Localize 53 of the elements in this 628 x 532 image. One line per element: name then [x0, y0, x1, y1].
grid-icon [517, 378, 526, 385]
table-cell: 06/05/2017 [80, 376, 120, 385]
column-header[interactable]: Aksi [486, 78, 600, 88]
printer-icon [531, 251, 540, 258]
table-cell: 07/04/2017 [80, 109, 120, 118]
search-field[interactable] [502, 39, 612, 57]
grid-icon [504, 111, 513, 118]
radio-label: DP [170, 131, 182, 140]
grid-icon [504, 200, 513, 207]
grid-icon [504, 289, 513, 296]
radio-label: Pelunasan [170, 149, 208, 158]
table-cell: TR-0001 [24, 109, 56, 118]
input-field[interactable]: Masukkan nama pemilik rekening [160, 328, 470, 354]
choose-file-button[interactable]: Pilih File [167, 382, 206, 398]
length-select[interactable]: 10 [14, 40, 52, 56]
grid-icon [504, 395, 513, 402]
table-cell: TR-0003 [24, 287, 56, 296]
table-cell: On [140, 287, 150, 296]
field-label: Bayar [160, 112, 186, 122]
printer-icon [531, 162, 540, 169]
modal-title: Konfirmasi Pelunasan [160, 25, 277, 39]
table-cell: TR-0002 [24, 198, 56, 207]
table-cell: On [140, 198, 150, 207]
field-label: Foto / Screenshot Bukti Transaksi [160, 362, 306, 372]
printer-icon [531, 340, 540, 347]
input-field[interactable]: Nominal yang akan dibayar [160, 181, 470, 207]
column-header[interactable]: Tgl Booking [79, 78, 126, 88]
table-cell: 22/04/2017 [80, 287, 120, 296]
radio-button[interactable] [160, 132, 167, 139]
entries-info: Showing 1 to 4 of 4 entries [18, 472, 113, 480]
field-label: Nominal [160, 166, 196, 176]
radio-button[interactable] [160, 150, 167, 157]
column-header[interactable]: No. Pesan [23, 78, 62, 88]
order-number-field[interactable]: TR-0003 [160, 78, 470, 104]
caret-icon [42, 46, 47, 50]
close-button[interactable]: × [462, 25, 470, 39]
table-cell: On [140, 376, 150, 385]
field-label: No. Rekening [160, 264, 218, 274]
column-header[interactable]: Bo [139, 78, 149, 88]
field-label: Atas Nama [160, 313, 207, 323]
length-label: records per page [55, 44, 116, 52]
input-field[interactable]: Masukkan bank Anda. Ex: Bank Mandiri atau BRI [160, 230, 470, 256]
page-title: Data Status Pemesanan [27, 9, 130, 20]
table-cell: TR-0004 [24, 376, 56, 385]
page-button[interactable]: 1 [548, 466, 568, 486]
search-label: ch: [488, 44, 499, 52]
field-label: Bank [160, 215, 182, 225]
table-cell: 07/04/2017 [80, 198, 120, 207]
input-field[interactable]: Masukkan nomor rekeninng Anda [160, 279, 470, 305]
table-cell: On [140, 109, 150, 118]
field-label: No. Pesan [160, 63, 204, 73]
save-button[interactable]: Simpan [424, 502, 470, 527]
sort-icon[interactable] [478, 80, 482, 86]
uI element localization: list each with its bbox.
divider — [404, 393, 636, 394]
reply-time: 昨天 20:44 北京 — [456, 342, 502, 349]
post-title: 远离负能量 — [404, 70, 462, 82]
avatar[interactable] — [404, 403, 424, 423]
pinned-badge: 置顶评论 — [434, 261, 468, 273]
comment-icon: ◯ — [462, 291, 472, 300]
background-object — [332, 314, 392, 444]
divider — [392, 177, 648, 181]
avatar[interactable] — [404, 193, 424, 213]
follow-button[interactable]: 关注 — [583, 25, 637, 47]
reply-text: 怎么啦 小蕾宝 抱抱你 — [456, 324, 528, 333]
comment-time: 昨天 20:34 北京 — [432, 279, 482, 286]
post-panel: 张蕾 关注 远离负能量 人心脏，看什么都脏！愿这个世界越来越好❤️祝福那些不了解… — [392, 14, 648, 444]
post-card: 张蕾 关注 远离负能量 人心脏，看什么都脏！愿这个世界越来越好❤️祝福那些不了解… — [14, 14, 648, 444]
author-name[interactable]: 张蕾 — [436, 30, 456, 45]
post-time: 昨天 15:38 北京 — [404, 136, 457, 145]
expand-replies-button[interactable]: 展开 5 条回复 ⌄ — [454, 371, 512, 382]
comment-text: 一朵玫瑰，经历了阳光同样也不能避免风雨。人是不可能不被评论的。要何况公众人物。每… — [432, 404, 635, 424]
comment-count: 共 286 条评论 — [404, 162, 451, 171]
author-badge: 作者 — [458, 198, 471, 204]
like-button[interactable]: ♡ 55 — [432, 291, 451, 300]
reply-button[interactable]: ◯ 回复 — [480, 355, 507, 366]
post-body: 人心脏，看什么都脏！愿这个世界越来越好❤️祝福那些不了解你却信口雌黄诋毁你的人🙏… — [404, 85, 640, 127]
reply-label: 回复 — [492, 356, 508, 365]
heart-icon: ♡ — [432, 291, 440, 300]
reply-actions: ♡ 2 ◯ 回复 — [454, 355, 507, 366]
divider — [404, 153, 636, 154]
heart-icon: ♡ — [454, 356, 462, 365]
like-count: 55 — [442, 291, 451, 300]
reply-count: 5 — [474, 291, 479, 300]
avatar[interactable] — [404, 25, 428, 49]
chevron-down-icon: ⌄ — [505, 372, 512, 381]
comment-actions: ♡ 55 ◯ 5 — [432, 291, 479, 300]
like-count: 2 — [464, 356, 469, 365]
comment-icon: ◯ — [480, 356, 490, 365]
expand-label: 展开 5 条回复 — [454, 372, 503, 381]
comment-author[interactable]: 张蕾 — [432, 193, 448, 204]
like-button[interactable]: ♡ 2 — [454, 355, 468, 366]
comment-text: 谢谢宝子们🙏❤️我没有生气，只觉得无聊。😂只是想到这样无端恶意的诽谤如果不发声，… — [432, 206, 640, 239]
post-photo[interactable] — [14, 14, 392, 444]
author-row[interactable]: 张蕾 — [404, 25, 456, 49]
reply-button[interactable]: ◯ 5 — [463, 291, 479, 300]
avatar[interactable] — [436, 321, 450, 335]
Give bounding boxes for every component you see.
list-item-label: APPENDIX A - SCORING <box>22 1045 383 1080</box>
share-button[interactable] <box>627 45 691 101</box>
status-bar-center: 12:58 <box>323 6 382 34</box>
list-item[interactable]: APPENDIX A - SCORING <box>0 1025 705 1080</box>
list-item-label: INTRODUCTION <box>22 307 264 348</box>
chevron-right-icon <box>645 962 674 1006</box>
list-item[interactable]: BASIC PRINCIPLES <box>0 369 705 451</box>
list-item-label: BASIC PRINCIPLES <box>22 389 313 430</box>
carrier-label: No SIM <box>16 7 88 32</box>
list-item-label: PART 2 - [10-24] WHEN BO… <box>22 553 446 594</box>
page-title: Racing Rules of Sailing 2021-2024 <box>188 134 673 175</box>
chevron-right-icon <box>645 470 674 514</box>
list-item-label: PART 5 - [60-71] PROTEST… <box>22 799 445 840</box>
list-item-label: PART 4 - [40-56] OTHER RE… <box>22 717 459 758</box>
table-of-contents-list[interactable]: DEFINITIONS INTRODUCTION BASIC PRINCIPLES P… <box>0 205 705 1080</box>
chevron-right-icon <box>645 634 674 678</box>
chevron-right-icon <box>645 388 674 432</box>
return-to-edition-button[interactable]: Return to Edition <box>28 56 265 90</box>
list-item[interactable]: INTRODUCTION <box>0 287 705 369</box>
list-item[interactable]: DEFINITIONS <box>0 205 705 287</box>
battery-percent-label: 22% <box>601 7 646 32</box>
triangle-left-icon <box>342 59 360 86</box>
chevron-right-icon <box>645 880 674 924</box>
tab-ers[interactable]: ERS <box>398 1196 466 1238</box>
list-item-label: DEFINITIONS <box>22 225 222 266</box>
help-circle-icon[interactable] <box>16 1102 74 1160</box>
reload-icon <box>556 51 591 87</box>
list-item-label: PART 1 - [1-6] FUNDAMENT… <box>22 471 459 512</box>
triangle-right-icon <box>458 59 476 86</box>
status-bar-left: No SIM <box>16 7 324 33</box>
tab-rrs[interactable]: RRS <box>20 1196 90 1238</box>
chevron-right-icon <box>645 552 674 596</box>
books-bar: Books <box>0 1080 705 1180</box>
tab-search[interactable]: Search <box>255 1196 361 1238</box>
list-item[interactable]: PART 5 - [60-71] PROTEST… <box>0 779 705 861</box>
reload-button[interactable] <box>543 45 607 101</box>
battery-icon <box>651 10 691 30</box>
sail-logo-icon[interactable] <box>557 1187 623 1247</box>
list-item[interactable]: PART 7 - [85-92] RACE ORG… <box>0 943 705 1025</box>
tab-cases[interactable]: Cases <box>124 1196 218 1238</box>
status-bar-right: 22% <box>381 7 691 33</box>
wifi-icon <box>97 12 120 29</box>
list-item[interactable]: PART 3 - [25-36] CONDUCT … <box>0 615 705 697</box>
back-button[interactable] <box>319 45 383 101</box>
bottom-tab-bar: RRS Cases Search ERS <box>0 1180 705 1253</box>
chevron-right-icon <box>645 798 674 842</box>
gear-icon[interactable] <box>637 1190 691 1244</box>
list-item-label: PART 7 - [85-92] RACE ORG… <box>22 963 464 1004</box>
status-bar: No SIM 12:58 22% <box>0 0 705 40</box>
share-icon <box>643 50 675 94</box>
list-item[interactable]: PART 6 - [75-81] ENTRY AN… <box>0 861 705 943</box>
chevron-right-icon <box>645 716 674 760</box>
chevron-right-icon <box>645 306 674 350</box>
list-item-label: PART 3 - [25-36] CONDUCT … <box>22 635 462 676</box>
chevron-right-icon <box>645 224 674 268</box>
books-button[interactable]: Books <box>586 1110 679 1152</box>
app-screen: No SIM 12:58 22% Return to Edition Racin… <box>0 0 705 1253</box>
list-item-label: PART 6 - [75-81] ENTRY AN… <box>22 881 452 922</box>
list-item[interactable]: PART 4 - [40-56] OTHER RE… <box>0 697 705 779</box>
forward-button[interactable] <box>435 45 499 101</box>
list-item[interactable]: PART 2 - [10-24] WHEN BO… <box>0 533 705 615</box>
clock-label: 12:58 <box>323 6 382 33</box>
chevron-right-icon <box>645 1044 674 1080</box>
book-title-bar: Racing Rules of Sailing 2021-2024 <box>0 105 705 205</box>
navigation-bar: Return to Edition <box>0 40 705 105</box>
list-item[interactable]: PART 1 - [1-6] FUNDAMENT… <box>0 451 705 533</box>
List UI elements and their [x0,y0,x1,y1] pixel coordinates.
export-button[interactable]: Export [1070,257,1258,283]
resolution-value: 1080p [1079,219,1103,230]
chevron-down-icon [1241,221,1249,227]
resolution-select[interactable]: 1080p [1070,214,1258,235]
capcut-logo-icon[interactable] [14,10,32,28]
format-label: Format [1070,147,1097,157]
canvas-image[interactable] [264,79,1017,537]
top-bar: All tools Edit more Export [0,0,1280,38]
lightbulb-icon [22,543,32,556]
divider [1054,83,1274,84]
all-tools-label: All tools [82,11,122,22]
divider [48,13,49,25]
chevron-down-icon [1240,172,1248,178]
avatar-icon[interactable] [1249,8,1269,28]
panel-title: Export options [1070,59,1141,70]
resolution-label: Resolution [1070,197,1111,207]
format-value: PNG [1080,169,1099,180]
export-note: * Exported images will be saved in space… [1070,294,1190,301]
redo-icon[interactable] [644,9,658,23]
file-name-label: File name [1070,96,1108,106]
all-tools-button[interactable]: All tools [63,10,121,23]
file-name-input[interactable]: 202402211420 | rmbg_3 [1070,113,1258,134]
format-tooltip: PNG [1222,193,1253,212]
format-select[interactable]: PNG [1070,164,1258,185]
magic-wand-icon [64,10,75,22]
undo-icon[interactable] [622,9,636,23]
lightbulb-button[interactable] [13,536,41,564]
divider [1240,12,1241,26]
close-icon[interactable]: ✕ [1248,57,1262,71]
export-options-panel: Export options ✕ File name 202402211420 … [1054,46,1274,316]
====
Switch "printer-icon" to "print-icon" wherever it appears in the entries, starting at the first line and stopping after the line that contains "caret-icon [42, 46, 47, 50]". Reproduce those lines with nothing else changed.

**Answer to the problem**
Localize 53 of the elements in this 628 x 532 image. One line per element: name then [x0, y0, x1, y1].
grid-icon [517, 378, 526, 385]
table-cell: 06/05/2017 [80, 376, 120, 385]
column-header[interactable]: Aksi [486, 78, 600, 88]
print-icon [531, 251, 540, 258]
table-cell: 07/04/2017 [80, 109, 120, 118]
search-field[interactable] [502, 39, 612, 57]
grid-icon [504, 111, 513, 118]
radio-label: DP [170, 131, 182, 140]
grid-icon [504, 200, 513, 207]
grid-icon [504, 289, 513, 296]
radio-label: Pelunasan [170, 149, 208, 158]
table-cell: TR-0001 [24, 109, 56, 118]
input-field[interactable]: Masukkan nama pemilik rekening [160, 328, 470, 354]
choose-file-button[interactable]: Pilih File [167, 382, 206, 398]
length-select[interactable]: 10 [14, 40, 52, 56]
grid-icon [504, 395, 513, 402]
table-cell: TR-0003 [24, 287, 56, 296]
table-cell: On [140, 287, 150, 296]
field-label: Bayar [160, 112, 186, 122]
print-icon [531, 162, 540, 169]
modal-title: Konfirmasi Pelunasan [160, 25, 277, 39]
table-cell: TR-0002 [24, 198, 56, 207]
table-cell: On [140, 198, 150, 207]
field-label: Foto / Screenshot Bukti Transaksi [160, 362, 306, 372]
print-icon [531, 340, 540, 347]
input-field[interactable]: Nominal yang akan dibayar [160, 181, 470, 207]
column-header[interactable]: Tgl Booking [79, 78, 126, 88]
table-cell: 22/04/2017 [80, 287, 120, 296]
radio-button[interactable] [160, 132, 167, 139]
entries-info: Showing 1 to 4 of 4 entries [18, 472, 113, 480]
field-label: Nominal [160, 166, 196, 176]
radio-button[interactable] [160, 150, 167, 157]
column-header[interactable]: No. Pesan [23, 78, 62, 88]
order-number-field[interactable]: TR-0003 [160, 78, 470, 104]
caret-icon [42, 46, 47, 50]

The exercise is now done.